[Work to be completed]:
Copy out the listing that follows, exact in every word, and skip the images.

Extracted data entries:
══════

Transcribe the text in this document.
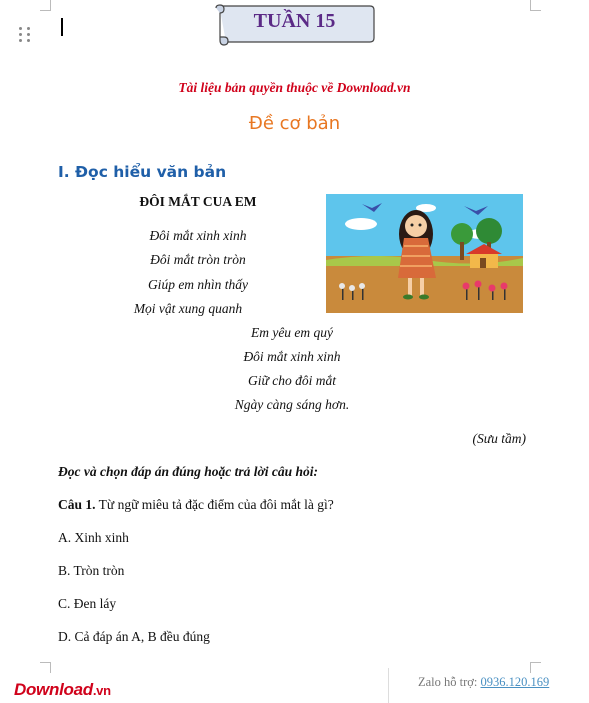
TUẦN 15
Tài liệu bản quyền thuộc về Download.vn
Đề cơ bản
I. Đọc hiểu văn bản
ĐÔI MẮT CUA EM
Đôi mắt xinh xinh
Đôi mắt tròn tròn
Giúp em nhìn thấy
Mọi vật xung quanh
Em yêu em quý
Đôi mắt xinh xinh
Giữ cho đôi mắt
Ngày càng sáng hơn.
(Sưu tầm)
Đọc và chọn đáp án đúng hoặc trả lời câu hỏi:
Câu 1. Từ ngữ miêu tả đặc điểm của đôi mắt là gì?
A. Xinh xinh
B. Tròn tròn
C. Đen láy
D. Cả đáp án A, B đều đúng
Download.vn
Zalo hỗ trợ: 0936.120.169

══════

[Task output]:
Transcribe the text in this document.
TUẦN 15
Tài liệu bản quyền thuộc về Download.vn
Đề cơ bản
I. Đọc hiểu văn bản
ĐÔI MẮT CUA EM
Đôi mắt xinh xinh
Đôi mắt tròn tròn
Giúp em nhìn thấy
Mọi vật xung quanh
Em yêu em quý
Đôi mắt xinh xinh
Giữ cho đôi mắt
Ngày càng sáng hơn.
(Sưu tầm)
Đọc và chọn đáp án đúng hoặc trả lời câu hỏi:
Câu 1. Từ ngữ miêu tả đặc điểm của đôi mắt là gì?
A. Xinh xinh
B. Tròn tròn
C. Đen láy
D. Cả đáp án A, B đều đúng
Download.vn
Zalo hỗ trợ: 0936.120.169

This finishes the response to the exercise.